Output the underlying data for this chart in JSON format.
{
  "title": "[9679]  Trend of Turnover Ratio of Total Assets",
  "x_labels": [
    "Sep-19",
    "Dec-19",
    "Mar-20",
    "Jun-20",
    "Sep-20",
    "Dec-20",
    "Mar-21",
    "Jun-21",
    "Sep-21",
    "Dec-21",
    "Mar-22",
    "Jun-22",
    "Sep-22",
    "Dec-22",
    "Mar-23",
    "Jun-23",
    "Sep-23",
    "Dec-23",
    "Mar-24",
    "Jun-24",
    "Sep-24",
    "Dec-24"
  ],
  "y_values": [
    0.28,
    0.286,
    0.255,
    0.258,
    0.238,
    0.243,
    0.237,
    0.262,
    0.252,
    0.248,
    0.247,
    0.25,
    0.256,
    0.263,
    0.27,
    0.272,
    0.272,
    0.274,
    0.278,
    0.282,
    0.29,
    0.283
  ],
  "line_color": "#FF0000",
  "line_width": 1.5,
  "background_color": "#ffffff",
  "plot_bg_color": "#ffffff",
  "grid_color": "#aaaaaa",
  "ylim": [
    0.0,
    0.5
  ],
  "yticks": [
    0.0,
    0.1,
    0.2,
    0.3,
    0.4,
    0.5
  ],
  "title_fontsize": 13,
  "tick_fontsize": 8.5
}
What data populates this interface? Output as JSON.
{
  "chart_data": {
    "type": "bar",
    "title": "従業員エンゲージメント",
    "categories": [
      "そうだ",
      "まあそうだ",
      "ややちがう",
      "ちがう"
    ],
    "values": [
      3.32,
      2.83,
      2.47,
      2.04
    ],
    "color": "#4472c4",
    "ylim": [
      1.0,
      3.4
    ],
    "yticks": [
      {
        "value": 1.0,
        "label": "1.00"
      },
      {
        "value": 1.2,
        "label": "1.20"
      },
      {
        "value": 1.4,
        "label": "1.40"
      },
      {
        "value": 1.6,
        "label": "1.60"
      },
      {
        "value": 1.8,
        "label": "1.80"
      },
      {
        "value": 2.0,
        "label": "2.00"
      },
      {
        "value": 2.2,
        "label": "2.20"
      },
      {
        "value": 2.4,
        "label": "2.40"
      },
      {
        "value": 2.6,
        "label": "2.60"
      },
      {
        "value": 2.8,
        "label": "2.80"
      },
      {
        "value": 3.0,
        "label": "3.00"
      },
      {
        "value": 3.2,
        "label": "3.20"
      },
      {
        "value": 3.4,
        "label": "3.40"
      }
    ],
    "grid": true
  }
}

■ **Exercise description**:
Collect each line holding the string "this".

■ **Full output**:
Output the underlying data for this chart in JSON format.
What data populates this interface? Output as JSON.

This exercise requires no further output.